== Given instruction ==
Return each line of the records holding the string "from".

(Figure data in JSON)
┄┄┄┄┄┄┄┄┄┄┄┄┄┄┄┄┄┄┄┄

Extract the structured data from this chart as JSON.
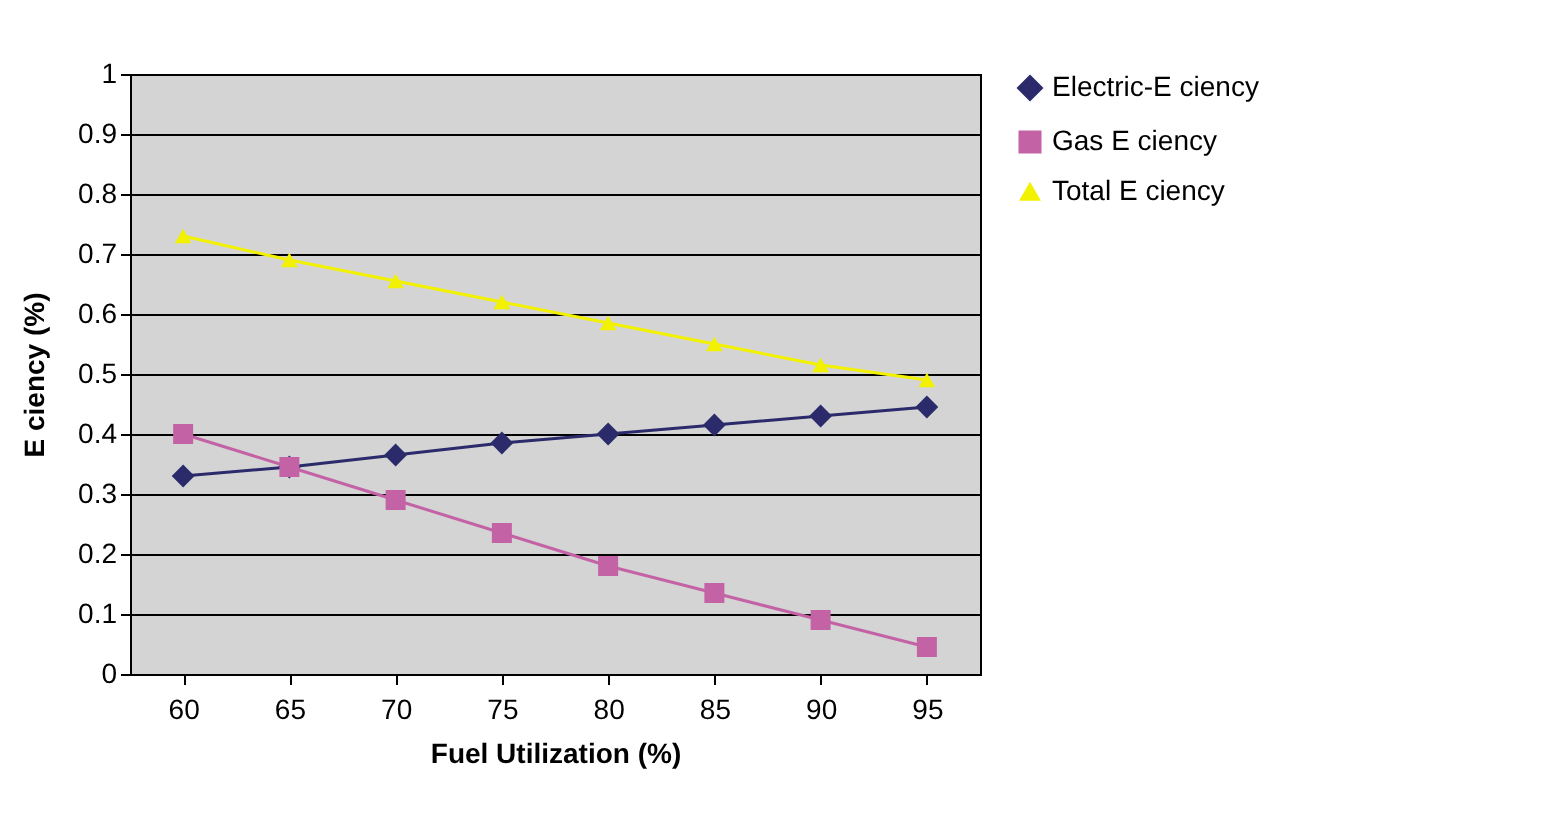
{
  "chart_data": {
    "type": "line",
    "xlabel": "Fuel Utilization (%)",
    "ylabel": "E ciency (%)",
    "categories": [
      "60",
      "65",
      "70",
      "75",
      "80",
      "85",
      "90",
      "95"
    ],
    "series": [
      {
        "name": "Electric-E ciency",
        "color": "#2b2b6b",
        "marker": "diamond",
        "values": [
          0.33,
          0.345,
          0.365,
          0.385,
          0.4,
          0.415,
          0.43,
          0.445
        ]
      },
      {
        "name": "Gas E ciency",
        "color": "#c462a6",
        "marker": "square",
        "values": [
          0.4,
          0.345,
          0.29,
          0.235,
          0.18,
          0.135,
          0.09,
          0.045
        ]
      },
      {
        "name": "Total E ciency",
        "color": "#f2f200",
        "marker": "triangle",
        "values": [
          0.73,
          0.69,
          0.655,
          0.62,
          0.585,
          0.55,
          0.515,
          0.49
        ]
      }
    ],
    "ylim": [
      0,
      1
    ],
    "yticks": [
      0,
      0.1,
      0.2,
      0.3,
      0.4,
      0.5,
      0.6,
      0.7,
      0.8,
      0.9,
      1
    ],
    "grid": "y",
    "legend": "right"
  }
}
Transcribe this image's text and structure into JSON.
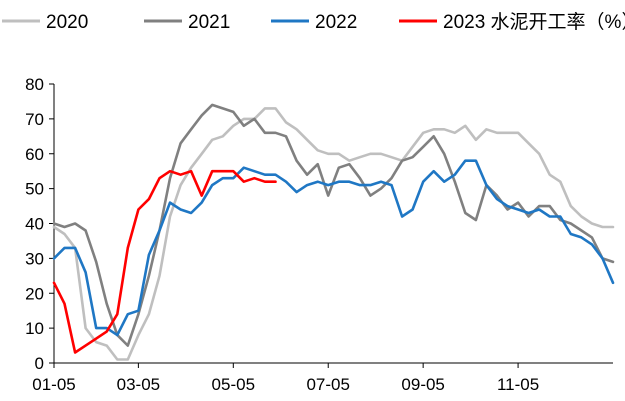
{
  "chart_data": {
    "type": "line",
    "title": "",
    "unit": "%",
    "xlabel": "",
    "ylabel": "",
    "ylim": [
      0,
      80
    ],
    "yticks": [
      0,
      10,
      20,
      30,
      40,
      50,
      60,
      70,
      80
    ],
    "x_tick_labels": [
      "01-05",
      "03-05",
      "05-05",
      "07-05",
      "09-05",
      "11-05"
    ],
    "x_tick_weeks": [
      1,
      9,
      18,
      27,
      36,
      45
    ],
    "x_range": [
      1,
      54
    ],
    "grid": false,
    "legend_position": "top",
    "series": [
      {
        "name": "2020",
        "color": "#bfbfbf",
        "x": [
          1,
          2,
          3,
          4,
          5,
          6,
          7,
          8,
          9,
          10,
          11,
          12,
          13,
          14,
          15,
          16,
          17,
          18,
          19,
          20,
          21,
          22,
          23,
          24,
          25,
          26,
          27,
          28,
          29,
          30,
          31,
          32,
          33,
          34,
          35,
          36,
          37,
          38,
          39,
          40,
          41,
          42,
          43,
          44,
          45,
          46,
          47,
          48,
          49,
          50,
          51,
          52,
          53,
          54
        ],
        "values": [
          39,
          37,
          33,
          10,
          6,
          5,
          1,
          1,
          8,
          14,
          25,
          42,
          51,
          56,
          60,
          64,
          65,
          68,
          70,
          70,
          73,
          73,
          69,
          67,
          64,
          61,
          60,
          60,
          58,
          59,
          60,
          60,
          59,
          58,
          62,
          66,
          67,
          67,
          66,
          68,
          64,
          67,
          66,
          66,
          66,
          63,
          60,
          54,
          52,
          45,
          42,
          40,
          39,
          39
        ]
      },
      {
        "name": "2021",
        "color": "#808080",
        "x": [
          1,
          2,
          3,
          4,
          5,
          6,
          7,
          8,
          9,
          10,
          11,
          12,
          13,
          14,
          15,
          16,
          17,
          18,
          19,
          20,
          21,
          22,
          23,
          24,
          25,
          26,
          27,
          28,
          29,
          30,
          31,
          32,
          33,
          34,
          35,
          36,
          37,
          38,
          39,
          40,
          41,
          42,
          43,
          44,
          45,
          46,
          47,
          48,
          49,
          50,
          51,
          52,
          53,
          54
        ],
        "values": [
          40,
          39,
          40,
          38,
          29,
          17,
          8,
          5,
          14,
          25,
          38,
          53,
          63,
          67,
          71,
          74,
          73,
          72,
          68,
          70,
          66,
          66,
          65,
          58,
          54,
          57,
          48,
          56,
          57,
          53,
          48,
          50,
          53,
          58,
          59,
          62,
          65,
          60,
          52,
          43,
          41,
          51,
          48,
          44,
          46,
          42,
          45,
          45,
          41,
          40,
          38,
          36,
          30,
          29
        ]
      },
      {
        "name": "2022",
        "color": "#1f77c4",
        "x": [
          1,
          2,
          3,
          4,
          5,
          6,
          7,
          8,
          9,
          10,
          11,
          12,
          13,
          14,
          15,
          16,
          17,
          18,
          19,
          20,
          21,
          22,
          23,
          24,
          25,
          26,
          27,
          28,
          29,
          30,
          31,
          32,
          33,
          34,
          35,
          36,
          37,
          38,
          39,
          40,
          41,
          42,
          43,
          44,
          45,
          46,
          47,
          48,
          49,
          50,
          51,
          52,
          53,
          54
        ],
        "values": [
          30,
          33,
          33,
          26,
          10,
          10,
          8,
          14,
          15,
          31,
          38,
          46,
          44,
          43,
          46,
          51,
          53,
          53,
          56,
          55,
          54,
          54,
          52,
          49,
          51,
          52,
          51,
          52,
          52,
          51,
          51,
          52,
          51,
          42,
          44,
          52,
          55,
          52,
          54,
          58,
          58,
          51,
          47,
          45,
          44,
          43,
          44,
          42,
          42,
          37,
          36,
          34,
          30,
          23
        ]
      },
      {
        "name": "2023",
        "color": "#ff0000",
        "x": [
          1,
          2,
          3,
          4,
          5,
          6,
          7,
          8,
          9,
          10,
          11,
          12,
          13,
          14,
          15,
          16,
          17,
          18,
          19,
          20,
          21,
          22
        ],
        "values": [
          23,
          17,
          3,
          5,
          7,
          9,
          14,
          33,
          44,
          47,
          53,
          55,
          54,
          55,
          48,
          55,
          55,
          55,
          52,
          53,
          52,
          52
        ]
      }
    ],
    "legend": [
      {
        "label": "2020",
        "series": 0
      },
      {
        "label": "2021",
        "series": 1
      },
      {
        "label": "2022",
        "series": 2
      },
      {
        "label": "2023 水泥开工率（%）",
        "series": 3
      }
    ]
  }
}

┄┄┄┄┄┄┄┄┄┄┄┄┄┄┄┄┄┄┄┄

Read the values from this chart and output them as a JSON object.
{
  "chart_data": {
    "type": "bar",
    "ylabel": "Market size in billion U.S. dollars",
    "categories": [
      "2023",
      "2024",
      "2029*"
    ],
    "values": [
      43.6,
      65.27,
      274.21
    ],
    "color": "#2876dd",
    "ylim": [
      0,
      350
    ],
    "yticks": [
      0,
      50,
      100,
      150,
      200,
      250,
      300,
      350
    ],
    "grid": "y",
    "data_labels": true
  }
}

┄┄┄┄┄┄┄┄┄┄┄┄┄┄┄┄┄┄┄┄

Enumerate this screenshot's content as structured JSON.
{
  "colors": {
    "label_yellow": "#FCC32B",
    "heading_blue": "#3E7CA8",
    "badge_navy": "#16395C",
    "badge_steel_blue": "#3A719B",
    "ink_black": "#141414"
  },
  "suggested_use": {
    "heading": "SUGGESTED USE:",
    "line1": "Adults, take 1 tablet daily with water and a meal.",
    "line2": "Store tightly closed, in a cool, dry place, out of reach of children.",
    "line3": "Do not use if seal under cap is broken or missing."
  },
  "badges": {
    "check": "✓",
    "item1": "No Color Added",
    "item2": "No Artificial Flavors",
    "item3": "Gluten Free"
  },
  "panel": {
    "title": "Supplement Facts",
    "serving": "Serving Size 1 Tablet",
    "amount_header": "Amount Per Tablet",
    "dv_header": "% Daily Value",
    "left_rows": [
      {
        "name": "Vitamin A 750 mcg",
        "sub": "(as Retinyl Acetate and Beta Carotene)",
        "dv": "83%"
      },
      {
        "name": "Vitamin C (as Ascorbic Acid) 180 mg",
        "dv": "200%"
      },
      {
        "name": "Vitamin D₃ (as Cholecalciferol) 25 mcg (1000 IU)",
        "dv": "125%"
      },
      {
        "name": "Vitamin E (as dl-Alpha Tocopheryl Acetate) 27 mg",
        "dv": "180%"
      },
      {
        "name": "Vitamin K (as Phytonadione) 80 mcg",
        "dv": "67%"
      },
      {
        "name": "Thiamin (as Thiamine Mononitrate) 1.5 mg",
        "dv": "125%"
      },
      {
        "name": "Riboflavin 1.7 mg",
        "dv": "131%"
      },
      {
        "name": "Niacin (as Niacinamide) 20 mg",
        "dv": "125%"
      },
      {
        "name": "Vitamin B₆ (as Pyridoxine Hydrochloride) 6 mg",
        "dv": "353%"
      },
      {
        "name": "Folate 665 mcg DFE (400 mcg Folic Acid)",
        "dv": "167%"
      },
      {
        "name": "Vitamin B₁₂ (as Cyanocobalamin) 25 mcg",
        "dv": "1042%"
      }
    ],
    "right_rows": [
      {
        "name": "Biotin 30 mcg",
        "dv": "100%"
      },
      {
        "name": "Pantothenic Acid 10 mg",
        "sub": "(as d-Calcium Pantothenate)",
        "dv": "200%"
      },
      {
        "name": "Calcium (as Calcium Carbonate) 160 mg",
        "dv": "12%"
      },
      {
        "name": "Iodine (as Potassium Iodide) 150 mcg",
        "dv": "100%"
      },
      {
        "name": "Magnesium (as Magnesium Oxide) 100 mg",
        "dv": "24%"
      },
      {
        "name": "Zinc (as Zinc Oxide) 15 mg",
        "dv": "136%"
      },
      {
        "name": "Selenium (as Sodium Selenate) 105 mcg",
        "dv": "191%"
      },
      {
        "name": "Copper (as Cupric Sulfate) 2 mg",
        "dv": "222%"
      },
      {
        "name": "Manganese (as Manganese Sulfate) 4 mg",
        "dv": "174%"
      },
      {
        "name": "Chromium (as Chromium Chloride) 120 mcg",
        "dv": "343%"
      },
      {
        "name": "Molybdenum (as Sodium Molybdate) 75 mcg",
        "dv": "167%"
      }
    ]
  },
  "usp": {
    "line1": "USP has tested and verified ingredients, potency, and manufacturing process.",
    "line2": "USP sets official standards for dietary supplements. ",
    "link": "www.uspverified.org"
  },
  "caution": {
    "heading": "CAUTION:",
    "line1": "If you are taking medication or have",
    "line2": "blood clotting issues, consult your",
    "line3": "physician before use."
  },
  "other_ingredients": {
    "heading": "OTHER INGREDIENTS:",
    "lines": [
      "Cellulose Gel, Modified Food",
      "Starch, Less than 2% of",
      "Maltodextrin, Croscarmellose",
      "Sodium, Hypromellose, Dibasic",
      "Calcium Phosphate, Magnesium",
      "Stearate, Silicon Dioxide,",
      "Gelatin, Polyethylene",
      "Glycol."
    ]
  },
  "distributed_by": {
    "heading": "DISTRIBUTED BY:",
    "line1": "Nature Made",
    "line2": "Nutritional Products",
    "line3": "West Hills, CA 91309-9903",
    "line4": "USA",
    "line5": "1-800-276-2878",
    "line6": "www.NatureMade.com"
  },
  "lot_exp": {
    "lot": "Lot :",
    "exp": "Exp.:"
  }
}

┄┄┄┄┄┄┄┄┄┄┄┄┄┄┄┄┄┄┄┄

== Solution ==
Extract the structured data from this chart as JSON.
Read the values from this chart and output them as a JSON object.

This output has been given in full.